### Exercise
Can the data below be set down again exactly, line for line?

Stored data
****************************************
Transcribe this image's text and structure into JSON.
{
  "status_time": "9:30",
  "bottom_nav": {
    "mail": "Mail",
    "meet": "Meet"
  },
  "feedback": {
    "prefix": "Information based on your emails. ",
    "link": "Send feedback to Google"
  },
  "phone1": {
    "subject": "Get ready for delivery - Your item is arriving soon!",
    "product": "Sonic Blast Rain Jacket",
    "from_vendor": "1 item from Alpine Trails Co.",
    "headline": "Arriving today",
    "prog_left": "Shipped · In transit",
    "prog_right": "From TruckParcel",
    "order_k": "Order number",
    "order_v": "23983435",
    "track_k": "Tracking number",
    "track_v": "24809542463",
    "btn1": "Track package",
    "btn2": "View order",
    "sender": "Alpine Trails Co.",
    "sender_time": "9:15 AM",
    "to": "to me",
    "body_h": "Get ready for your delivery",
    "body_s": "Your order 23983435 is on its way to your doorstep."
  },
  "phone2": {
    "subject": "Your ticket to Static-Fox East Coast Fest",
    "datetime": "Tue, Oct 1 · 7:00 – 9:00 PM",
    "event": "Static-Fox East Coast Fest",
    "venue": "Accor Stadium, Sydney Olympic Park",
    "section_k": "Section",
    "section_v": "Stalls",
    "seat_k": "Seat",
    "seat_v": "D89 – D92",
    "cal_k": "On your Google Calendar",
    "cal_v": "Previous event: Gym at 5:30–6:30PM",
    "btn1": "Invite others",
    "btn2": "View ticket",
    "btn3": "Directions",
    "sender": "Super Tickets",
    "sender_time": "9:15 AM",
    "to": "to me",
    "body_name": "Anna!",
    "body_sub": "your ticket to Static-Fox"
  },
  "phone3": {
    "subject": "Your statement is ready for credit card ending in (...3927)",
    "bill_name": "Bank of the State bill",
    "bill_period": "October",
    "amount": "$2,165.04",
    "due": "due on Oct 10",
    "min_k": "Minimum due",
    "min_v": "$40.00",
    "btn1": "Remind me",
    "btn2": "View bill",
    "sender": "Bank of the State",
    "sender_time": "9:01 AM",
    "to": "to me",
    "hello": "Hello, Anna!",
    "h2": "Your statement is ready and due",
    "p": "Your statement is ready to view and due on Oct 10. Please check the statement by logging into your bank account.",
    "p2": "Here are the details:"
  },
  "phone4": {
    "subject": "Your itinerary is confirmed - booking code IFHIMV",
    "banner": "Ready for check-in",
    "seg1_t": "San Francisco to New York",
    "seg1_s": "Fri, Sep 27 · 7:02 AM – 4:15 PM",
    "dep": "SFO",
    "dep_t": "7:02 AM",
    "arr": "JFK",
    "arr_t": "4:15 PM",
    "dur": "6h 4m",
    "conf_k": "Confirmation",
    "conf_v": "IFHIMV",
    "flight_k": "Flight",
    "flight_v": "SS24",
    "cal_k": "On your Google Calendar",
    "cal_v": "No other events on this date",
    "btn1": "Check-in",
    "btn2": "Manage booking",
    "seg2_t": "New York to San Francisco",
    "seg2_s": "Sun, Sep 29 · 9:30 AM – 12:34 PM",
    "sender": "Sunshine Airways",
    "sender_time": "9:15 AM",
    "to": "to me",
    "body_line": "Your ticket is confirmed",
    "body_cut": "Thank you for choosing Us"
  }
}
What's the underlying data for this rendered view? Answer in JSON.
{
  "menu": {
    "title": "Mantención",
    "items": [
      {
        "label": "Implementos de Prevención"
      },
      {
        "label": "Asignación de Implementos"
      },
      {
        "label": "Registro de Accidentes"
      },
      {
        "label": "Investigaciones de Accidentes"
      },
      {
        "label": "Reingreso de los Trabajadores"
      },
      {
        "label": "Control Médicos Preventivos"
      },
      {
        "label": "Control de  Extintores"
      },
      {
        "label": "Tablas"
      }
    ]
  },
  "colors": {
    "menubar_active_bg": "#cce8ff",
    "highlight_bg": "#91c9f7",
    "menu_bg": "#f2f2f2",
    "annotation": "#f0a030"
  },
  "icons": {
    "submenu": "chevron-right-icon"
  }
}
****************************************
### Written answer
Transcribe this image's text and structure into JSON.
{
  "status_time": "9:30",
  "bottom_nav": {
    "mail": "Mail",
    "meet": "Meet"
  },
  "feedback": {
    "prefix": "Information based on your emails. ",
    "link": "Send feedback to Google"
  },
  "phone1": {
    "subject": "Get ready for delivery - Your item is arriving soon!",
    "product": "Sonic Blast Rain Jacket",
    "from_vendor": "1 item from Alpine Trails Co.",
    "headline": "Arriving today",
    "prog_left": "Shipped · In transit",
    "prog_right": "From TruckParcel",
    "order_k": "Order number",
    "order_v": "23983435",
    "track_k": "Tracking number",
    "track_v": "24809542463",
    "btn1": "Track package",
    "btn2": "View order",
    "sender": "Alpine Trails Co.",
    "sender_time": "9:15 AM",
    "to": "to me",
    "body_h": "Get ready for your delivery",
    "body_s": "Your order 23983435 is on its way to your doorstep."
  },
  "phone2": {
    "subject": "Your ticket to Static-Fox East Coast Fest",
    "datetime": "Tue, Oct 1 · 7:00 – 9:00 PM",
    "event": "Static-Fox East Coast Fest",
    "venue": "Accor Stadium, Sydney Olympic Park",
    "section_k": "Section",
    "section_v": "Stalls",
    "seat_k": "Seat",
    "seat_v": "D89 – D92",
    "cal_k": "On your Google Calendar",
    "cal_v": "Previous event: Gym at 5:30–6:30PM",
    "btn1": "Invite others",
    "btn2": "View ticket",
    "btn3": "Directions",
    "sender": "Super Tickets",
    "sender_time": "9:15 AM",
    "to": "to me",
    "body_name": "Anna!",
    "body_sub": "your ticket to Static-Fox"
  },
  "phone3": {
    "subject": "Your statement is ready for credit card ending in (...3927)",
    "bill_name": "Bank of the State bill",
    "bill_period": "October",
    "amount": "$2,165.04",
    "due": "due on Oct 10",
    "min_k": "Minimum due",
    "min_v": "$40.00",
    "btn1": "Remind me",
    "btn2": "View bill",
    "sender": "Bank of the State",
    "sender_time": "9:01 AM",
    "to": "to me",
    "hello": "Hello, Anna!",
    "h2": "Your statement is ready and due",
    "p": "Your statement is ready to view and due on Oct 10. Please check the statement by logging into your bank account.",
    "p2": "Here are the details:"
  },
  "phone4": {
    "subject": "Your itinerary is confirmed - booking code IFHIMV",
    "banner": "Ready for check-in",
    "seg1_t": "San Francisco to New York",
    "seg1_s": "Fri, Sep 27 · 7:02 AM – 4:15 PM",
    "dep": "SFO",
    "dep_t": "7:02 AM",
    "arr": "JFK",
    "arr_t": "4:15 PM",
    "dur": "6h 4m",
    "conf_k": "Confirmation",
    "conf_v": "IFHIMV",
    "flight_k": "Flight",
    "flight_v": "SS24",
    "cal_k": "On your Google Calendar",
    "cal_v": "No other events on this date",
    "btn1": "Check-in",
    "btn2": "Manage booking",
    "seg2_t": "New York to San Francisco",
    "seg2_s": "Sun, Sep 29 · 9:30 AM – 12:34 PM",
    "sender": "Sunshine Airways",
    "sender_time": "9:15 AM",
    "to": "to me",
    "body_line": "Your ticket is confirmed",
    "body_cut": "Thank you for choosing Us"
  }
}
What's the underlying data for this rendered view? Answer in JSON.
{
  "menu": {
    "title": "Mantención",
    "items": [
      {
        "label": "Implementos de Prevención"
      },
      {
        "label": "Asignación de Implementos"
      },
      {
        "label": "Registro de Accidentes"
      },
      {
        "label": "Investigaciones de Accidentes"
      },
      {
        "label": "Reingreso de los Trabajadores"
      },
      {
        "label": "Control Médicos Preventivos"
      },
      {
        "label": "Control de  Extintores"
      },
      {
        "label": "Tablas"
      }
    ]
  },
  "colors": {
    "menubar_active_bg": "#cce8ff",
    "highlight_bg": "#91c9f7",
    "menu_bg": "#f2f2f2",
    "annotation": "#f0a030"
  },
  "icons": {
    "submenu": "chevron-right-icon"
  }
}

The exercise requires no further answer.